Data to process

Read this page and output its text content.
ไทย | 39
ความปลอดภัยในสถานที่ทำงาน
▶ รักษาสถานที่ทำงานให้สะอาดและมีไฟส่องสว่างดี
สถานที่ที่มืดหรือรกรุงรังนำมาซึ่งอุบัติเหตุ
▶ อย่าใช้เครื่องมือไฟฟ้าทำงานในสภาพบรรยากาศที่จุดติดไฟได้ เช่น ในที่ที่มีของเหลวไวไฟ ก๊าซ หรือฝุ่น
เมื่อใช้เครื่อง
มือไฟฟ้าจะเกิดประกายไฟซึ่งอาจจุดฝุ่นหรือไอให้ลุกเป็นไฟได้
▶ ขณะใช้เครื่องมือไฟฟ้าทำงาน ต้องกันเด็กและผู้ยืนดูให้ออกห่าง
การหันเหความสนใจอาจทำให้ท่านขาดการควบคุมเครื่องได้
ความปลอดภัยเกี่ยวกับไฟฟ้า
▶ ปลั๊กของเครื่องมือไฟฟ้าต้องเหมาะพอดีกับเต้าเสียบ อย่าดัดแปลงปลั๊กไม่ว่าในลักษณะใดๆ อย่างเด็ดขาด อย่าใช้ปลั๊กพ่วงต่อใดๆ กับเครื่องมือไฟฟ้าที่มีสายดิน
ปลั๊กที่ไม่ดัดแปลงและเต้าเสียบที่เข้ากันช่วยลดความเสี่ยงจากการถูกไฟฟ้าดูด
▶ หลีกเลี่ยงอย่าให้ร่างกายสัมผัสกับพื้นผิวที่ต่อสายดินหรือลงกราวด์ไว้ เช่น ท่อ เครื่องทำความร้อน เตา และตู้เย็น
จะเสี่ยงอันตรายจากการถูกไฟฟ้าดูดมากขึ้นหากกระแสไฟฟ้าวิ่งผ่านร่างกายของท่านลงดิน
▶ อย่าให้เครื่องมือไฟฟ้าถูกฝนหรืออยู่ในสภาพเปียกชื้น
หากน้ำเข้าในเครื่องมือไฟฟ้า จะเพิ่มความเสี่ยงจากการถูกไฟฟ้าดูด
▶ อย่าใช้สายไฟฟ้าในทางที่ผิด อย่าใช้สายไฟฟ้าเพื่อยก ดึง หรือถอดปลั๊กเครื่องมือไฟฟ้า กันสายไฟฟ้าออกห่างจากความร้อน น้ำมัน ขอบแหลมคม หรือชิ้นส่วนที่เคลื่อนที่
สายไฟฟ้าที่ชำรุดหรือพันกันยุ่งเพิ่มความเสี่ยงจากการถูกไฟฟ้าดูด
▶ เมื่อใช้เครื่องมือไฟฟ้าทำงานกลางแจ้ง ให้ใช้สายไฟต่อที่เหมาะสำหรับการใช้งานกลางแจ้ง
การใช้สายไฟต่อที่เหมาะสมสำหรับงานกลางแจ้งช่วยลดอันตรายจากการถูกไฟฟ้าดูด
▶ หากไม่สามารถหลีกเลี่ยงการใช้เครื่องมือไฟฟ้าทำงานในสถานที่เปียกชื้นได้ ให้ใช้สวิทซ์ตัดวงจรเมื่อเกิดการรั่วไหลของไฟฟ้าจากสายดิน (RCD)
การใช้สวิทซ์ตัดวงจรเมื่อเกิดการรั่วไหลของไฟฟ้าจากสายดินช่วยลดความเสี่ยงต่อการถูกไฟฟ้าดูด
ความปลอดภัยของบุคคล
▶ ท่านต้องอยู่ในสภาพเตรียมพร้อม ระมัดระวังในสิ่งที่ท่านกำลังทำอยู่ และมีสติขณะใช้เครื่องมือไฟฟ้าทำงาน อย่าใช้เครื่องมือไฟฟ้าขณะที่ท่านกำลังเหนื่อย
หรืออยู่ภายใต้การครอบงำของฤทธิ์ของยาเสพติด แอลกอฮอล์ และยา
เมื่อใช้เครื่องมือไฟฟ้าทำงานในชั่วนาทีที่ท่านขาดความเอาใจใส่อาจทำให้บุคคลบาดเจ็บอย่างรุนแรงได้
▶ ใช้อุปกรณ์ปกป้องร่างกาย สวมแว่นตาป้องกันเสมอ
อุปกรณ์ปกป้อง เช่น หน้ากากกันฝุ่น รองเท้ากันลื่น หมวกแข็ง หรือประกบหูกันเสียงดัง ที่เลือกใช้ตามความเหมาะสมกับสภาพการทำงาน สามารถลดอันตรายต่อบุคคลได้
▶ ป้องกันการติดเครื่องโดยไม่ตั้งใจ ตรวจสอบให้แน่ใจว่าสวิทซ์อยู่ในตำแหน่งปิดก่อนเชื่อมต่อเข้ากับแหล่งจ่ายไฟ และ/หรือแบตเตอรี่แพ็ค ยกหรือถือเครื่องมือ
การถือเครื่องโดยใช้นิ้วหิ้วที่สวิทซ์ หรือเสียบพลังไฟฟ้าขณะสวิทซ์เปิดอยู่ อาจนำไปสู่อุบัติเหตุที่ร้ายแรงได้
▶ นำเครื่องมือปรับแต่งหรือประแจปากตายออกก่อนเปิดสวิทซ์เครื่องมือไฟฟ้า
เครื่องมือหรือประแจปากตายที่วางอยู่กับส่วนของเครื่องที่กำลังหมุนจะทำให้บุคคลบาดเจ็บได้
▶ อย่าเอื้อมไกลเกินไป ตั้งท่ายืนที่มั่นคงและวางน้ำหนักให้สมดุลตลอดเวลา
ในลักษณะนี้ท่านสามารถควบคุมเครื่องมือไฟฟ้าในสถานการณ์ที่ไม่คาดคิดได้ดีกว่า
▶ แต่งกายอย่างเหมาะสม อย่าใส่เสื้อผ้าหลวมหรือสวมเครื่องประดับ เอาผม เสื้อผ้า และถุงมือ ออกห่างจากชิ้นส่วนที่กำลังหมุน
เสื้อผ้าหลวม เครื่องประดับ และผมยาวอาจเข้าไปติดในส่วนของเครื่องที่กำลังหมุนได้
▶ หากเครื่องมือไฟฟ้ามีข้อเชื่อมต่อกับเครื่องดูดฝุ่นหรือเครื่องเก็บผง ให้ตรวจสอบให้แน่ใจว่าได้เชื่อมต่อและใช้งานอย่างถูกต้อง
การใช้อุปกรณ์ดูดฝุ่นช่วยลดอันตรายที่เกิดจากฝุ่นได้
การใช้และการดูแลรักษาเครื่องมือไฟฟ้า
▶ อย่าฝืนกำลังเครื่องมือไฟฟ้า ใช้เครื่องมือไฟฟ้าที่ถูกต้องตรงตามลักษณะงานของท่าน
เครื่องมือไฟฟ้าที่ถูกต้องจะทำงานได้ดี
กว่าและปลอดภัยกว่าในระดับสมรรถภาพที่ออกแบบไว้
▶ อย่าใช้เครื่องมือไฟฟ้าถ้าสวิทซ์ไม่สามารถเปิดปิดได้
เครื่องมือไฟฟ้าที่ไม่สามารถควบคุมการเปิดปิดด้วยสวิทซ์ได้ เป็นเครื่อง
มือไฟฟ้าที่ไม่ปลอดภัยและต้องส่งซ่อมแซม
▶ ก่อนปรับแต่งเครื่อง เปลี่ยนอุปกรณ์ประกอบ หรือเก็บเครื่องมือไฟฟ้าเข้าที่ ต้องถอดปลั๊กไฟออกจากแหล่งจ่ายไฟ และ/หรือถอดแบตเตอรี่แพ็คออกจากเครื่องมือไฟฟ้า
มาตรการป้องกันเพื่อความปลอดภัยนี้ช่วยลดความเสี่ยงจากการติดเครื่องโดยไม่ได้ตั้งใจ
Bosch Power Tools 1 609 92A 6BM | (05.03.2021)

Exercise task
Find the lines of the material that hold the word "าจากสายด" and report their count alone.

Finished exercise
2